### Provided records

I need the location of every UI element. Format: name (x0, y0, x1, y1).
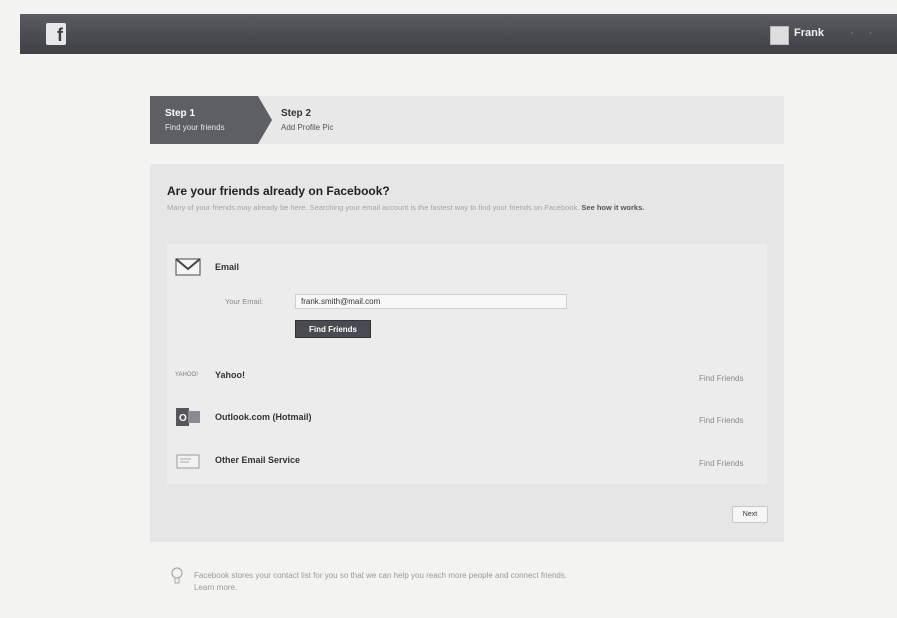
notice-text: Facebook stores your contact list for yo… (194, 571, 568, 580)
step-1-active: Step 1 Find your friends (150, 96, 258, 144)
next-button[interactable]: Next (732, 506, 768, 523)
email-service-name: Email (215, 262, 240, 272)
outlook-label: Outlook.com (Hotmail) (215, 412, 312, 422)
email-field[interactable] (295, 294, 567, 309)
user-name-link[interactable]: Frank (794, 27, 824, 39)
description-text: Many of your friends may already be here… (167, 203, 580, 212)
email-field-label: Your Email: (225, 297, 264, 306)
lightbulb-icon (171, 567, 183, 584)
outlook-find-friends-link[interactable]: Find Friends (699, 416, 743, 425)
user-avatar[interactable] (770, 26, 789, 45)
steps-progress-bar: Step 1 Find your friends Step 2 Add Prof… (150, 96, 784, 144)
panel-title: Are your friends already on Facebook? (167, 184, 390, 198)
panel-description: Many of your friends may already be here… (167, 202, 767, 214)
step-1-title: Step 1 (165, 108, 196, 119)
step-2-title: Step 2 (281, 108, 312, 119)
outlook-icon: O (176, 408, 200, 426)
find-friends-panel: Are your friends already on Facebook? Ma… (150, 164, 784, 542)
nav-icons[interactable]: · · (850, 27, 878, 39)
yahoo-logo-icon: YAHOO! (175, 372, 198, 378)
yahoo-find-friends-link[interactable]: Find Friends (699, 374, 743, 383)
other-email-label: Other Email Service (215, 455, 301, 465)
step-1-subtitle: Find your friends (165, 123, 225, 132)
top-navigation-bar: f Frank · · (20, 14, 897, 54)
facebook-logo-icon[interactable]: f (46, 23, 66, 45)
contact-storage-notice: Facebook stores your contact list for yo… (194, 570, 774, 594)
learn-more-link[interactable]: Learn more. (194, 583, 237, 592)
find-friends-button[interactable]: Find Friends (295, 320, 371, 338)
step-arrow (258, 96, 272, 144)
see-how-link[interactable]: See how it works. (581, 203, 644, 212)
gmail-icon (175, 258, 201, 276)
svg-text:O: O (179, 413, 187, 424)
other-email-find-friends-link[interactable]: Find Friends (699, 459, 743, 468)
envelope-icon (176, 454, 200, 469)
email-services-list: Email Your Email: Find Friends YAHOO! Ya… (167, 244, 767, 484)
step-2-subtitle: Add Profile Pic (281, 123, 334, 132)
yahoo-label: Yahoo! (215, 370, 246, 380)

######

» **What the exercise asks**: Edit all of the records above by replacing every "Frank" with "Alex" and leaving everything else unchanged. Omit the picture from your answer.

» **Solution for this problem**:
I need the location of every UI element. Format: name (x0, y0, x1, y1).
notice-text: Facebook stores your contact list for yo… (194, 571, 568, 580)
step-1-active: Step 1 Find your friends (150, 96, 258, 144)
next-button[interactable]: Next (732, 506, 768, 523)
email-service-name: Email (215, 262, 240, 272)
outlook-label: Outlook.com (Hotmail) (215, 412, 312, 422)
email-field[interactable] (295, 294, 567, 309)
user-name-link[interactable]: Alex (794, 27, 824, 39)
description-text: Many of your friends may already be here… (167, 203, 580, 212)
email-field-label: Your Email: (225, 297, 264, 306)
lightbulb-icon (171, 567, 183, 584)
outlook-find-friends-link[interactable]: Find Friends (699, 416, 743, 425)
user-avatar[interactable] (770, 26, 789, 45)
steps-progress-bar: Step 1 Find your friends Step 2 Add Prof… (150, 96, 784, 144)
panel-title: Are your friends already on Facebook? (167, 184, 390, 198)
panel-description: Many of your friends may already be here… (167, 202, 767, 214)
step-1-title: Step 1 (165, 108, 196, 119)
step-2-title: Step 2 (281, 108, 312, 119)
outlook-icon: O (176, 408, 200, 426)
find-friends-panel: Are your friends already on Facebook? Ma… (150, 164, 784, 542)
nav-icons[interactable]: · · (850, 27, 878, 39)
yahoo-logo-icon: YAHOO! (175, 372, 198, 378)
yahoo-find-friends-link[interactable]: Find Friends (699, 374, 743, 383)
other-email-label: Other Email Service (215, 455, 301, 465)
step-1-subtitle: Find your friends (165, 123, 225, 132)
top-navigation-bar: f Alex · · (20, 14, 897, 54)
facebook-logo-icon[interactable]: f (46, 23, 66, 45)
contact-storage-notice: Facebook stores your contact list for yo… (194, 570, 774, 594)
learn-more-link[interactable]: Learn more. (194, 583, 237, 592)
find-friends-button[interactable]: Find Friends (295, 320, 371, 338)
step-arrow (258, 96, 272, 144)
see-how-link[interactable]: See how it works. (581, 203, 644, 212)
gmail-icon (175, 258, 201, 276)
svg-text:O: O (179, 413, 187, 424)
other-email-find-friends-link[interactable]: Find Friends (699, 459, 743, 468)
envelope-icon (176, 454, 200, 469)
email-services-list: Email Your Email: Find Friends YAHOO! Ya… (167, 244, 767, 484)
step-2-subtitle: Add Profile Pic (281, 123, 334, 132)
yahoo-label: Yahoo! (215, 370, 246, 380)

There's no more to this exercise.